▶ Stated problem:
Omit the pictures, please, and give each record below again exactly.

▶ Record extracts:
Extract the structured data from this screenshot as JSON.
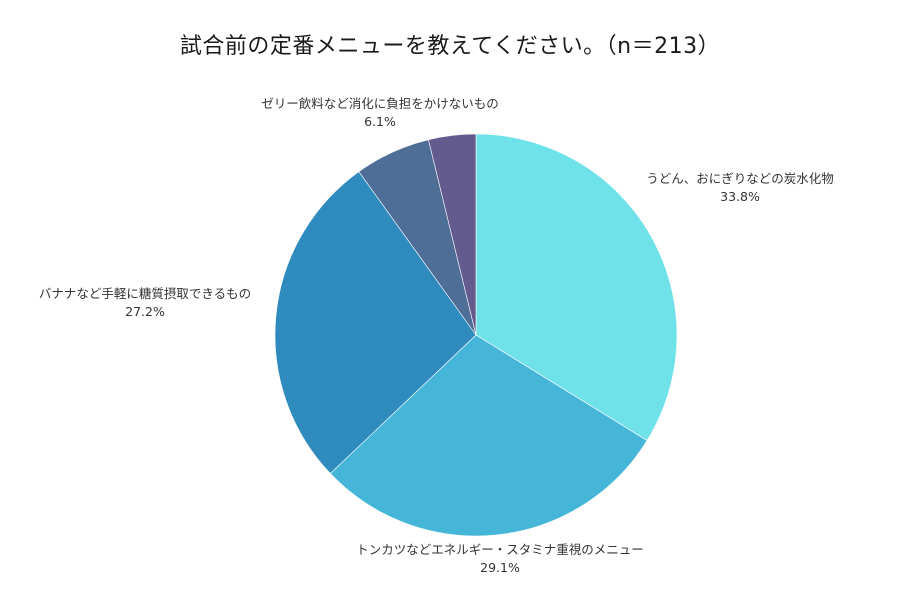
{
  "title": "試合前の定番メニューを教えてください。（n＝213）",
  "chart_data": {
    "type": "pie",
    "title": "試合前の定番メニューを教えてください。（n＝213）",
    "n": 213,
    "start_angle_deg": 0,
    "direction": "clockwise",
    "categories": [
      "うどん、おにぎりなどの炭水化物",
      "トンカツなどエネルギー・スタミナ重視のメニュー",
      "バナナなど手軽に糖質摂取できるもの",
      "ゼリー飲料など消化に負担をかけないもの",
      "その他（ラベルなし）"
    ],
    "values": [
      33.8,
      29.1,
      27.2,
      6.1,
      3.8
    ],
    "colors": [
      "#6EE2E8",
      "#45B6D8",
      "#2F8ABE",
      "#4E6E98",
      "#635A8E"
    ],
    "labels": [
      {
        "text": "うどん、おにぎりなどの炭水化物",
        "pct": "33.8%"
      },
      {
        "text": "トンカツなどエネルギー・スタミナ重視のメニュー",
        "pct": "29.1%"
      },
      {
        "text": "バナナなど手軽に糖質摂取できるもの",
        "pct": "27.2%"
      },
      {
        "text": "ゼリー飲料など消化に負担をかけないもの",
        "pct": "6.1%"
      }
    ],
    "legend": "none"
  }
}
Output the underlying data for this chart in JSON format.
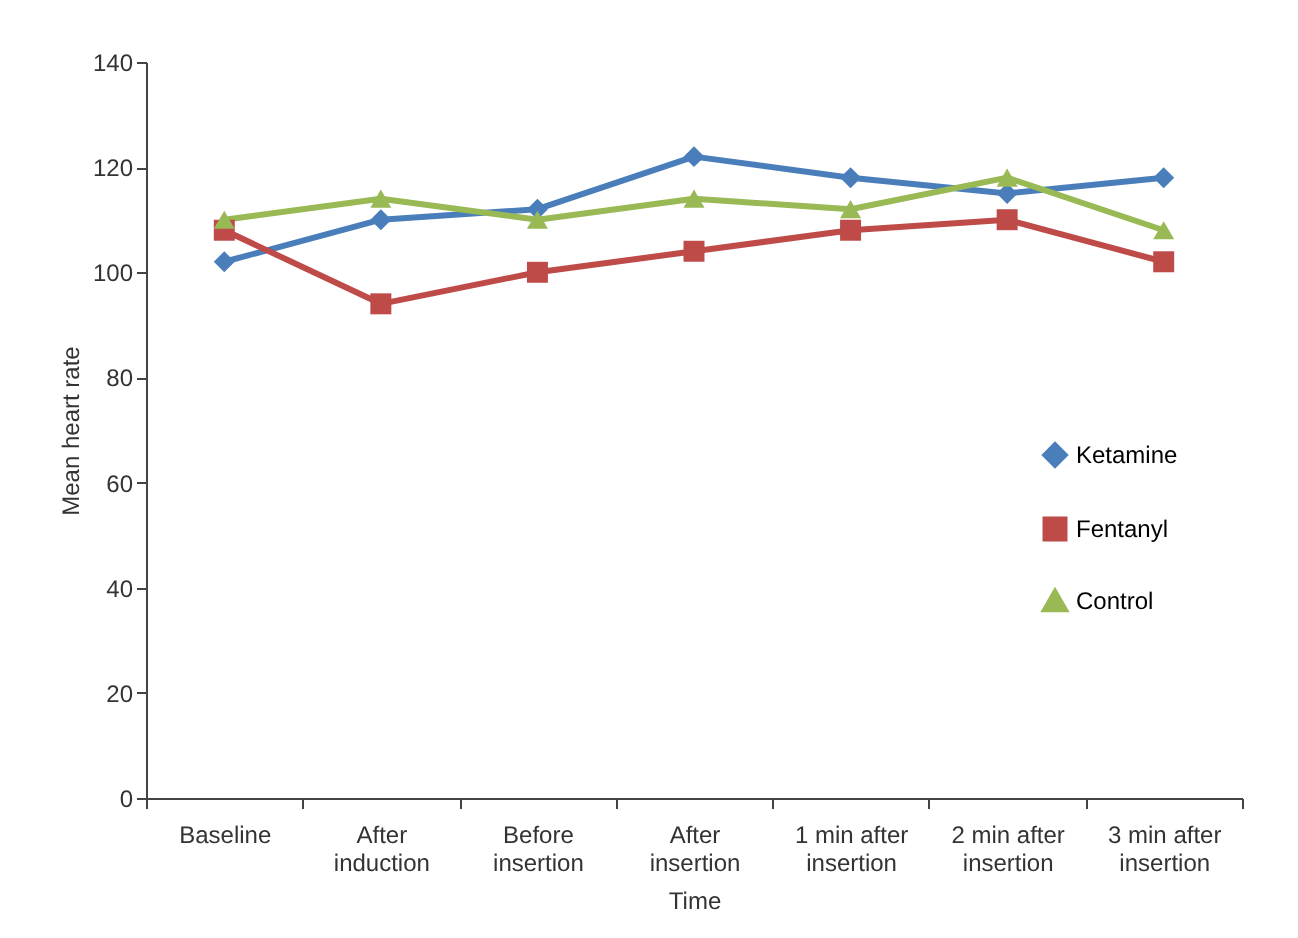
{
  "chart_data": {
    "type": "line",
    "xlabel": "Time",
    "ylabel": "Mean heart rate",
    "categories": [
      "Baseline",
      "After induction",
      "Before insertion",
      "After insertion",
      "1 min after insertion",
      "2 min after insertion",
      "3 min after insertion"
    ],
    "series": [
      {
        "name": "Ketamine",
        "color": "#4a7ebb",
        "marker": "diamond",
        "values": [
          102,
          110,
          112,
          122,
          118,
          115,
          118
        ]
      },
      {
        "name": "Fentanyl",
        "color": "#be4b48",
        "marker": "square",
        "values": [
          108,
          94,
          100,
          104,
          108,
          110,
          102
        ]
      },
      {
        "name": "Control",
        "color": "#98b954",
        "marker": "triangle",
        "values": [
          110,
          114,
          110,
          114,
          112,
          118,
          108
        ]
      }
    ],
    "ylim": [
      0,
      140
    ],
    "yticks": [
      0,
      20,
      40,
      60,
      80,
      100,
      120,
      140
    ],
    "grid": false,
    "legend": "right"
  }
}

▶ Result:
Extract the structured data from this screenshot as JSON.
{
  "title": "試合前の定番メニューを教えてください。（n＝213）",
  "chart_data": {
    "type": "pie",
    "title": "試合前の定番メニューを教えてください。（n＝213）",
    "n": 213,
    "start_angle_deg": 0,
    "direction": "clockwise",
    "categories": [
      "うどん、おにぎりなどの炭水化物",
      "トンカツなどエネルギー・スタミナ重視のメニュー",
      "バナナなど手軽に糖質摂取できるもの",
      "ゼリー飲料など消化に負担をかけないもの",
      "その他（ラベルなし）"
    ],
    "values": [
      33.8,
      29.1,
      27.2,
      6.1,
      3.8
    ],
    "colors": [
      "#6EE2E8",
      "#45B6D8",
      "#2F8ABE",
      "#4E6E98",
      "#635A8E"
    ],
    "labels": [
      {
        "text": "うどん、おにぎりなどの炭水化物",
        "pct": "33.8%"
      },
      {
        "text": "トンカツなどエネルギー・スタミナ重視のメニュー",
        "pct": "29.1%"
      },
      {
        "text": "バナナなど手軽に糖質摂取できるもの",
        "pct": "27.2%"
      },
      {
        "text": "ゼリー飲料など消化に負担をかけないもの",
        "pct": "6.1%"
      }
    ],
    "legend": "none"
  }
}
Output the underlying data for this chart in JSON format.
{
  "chart_data": {
    "type": "line",
    "xlabel": "Time",
    "ylabel": "Mean heart rate",
    "categories": [
      "Baseline",
      "After induction",
      "Before insertion",
      "After insertion",
      "1 min after insertion",
      "2 min after insertion",
      "3 min after insertion"
    ],
    "series": [
      {
        "name": "Ketamine",
        "color": "#4a7ebb",
        "marker": "diamond",
        "values": [
          102,
          110,
          112,
          122,
          118,
          115,
          118
        ]
      },
      {
        "name": "Fentanyl",
        "color": "#be4b48",
        "marker": "square",
        "values": [
          108,
          94,
          100,
          104,
          108,
          110,
          102
        ]
      },
      {
        "name": "Control",
        "color": "#98b954",
        "marker": "triangle",
        "values": [
          110,
          114,
          110,
          114,
          112,
          118,
          108
        ]
      }
    ],
    "ylim": [
      0,
      140
    ],
    "yticks": [
      0,
      20,
      40,
      60,
      80,
      100,
      120,
      140
    ],
    "grid": false,
    "legend": "right"
  }
}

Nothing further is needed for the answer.